WORK TO COMPLETE: Copy the records verbatim from their start through the line containing "signatory-role-line: министра культуры", including that line.

PROVIDED INFORMATION:
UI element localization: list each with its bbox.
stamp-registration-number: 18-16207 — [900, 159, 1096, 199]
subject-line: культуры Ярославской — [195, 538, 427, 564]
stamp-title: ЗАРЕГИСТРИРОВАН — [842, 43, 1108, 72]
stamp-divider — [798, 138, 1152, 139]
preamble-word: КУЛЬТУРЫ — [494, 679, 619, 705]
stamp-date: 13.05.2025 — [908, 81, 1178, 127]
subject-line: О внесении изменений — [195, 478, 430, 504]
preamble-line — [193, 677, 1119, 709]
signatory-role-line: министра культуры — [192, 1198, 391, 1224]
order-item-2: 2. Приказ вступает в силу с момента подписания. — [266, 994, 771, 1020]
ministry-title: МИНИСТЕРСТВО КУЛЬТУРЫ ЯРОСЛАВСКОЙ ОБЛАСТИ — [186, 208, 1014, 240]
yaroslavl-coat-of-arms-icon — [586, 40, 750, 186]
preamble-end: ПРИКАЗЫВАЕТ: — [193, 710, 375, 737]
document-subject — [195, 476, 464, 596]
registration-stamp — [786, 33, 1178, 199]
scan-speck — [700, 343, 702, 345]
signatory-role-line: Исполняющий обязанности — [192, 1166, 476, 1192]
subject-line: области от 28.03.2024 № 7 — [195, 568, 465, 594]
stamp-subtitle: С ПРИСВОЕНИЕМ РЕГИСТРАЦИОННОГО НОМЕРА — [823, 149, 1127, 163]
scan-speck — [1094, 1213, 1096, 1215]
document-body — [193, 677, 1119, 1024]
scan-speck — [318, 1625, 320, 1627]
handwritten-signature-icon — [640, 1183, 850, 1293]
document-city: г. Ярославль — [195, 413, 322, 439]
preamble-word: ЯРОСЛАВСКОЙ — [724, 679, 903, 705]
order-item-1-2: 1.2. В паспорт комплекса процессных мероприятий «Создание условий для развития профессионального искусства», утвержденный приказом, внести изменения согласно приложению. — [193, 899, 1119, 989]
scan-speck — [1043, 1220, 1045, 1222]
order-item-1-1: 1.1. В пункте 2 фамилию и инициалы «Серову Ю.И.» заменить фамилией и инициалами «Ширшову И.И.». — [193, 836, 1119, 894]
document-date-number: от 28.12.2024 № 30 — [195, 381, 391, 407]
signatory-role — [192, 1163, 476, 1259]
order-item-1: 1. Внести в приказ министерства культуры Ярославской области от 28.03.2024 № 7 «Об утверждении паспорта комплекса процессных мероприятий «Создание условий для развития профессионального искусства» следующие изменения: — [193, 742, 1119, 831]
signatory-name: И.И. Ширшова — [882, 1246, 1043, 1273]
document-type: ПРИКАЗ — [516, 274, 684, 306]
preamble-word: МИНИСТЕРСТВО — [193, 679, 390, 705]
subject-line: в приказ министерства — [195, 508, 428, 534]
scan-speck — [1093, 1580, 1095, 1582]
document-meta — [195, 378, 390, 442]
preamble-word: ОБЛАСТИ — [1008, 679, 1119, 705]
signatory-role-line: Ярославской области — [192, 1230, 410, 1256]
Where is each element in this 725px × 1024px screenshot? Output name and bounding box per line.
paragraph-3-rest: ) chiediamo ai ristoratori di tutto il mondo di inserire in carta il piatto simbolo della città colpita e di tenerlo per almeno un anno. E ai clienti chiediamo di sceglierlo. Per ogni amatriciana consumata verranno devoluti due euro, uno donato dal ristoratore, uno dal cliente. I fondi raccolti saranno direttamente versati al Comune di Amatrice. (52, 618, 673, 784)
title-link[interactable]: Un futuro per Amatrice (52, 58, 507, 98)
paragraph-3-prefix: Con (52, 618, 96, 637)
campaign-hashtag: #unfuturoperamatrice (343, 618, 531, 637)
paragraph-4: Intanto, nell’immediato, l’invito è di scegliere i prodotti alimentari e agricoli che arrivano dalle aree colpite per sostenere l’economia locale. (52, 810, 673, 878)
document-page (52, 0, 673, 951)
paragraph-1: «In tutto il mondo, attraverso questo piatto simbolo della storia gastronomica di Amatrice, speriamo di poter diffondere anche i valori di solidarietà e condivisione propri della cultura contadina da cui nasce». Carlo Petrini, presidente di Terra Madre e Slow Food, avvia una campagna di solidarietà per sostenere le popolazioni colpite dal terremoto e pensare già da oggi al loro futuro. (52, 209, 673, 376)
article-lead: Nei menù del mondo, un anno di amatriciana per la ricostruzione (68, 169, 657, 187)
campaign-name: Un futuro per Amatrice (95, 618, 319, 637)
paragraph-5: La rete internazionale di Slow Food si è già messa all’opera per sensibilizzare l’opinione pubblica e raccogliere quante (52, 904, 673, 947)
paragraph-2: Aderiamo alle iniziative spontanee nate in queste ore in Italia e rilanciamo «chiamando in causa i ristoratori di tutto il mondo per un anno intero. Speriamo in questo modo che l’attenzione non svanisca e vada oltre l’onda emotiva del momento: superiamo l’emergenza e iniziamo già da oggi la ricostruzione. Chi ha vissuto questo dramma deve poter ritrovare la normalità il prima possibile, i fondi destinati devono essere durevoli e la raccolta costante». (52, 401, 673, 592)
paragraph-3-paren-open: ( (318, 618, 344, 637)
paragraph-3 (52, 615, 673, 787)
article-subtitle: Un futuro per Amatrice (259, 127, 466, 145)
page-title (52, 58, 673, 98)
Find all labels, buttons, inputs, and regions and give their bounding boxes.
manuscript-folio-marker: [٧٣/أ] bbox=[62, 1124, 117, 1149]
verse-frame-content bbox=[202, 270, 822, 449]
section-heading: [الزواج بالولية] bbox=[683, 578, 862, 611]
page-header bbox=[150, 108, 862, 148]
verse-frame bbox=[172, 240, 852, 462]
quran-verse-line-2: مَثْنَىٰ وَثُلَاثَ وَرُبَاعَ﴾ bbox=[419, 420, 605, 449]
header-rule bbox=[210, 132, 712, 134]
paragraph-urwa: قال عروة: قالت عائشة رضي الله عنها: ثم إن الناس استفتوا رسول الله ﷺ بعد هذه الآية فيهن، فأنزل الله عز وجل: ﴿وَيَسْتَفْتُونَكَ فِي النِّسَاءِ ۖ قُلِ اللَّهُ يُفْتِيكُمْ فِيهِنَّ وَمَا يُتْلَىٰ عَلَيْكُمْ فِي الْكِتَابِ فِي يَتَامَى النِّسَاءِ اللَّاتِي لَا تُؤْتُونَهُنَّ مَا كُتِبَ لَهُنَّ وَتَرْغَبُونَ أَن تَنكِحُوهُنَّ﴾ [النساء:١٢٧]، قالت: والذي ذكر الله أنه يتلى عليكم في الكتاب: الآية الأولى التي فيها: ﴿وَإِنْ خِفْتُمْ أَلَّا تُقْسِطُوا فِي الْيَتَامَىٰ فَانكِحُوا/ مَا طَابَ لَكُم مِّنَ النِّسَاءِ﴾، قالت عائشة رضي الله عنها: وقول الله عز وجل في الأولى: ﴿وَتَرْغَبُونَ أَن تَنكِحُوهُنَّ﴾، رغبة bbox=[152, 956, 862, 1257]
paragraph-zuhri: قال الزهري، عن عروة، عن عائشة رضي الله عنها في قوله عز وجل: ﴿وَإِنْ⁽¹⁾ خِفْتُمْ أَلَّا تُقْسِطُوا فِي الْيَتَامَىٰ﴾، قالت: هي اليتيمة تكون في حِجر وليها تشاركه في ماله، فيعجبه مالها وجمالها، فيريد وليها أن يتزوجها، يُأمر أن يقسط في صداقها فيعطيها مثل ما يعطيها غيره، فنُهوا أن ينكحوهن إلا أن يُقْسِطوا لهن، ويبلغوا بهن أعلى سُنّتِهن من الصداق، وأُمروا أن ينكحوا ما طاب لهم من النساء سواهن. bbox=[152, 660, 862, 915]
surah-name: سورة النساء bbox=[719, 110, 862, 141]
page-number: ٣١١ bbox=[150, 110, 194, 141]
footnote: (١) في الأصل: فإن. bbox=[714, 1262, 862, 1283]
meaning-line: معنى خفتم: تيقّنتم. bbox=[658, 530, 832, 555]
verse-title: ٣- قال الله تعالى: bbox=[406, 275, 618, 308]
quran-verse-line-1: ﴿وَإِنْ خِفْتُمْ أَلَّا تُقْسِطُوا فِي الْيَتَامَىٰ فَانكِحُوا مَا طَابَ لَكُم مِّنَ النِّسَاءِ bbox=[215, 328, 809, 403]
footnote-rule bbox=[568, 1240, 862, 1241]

EXPECTED OUTPUT:
UI element localization: list each with its bbox.
stamp-registration-number: 18-16207 — [900, 159, 1096, 199]
subject-line: культуры Ярославской — [195, 538, 427, 564]
stamp-title: ЗАРЕГИСТРИРОВАН — [842, 43, 1108, 72]
stamp-divider — [798, 138, 1152, 139]
preamble-word: КУЛЬТУРЫ — [494, 679, 619, 705]
stamp-date: 13.05.2025 — [908, 81, 1178, 127]
subject-line: О внесении изменений — [195, 478, 430, 504]
preamble-line — [193, 677, 1119, 709]
signatory-role-line: министра культуры — [192, 1198, 391, 1224]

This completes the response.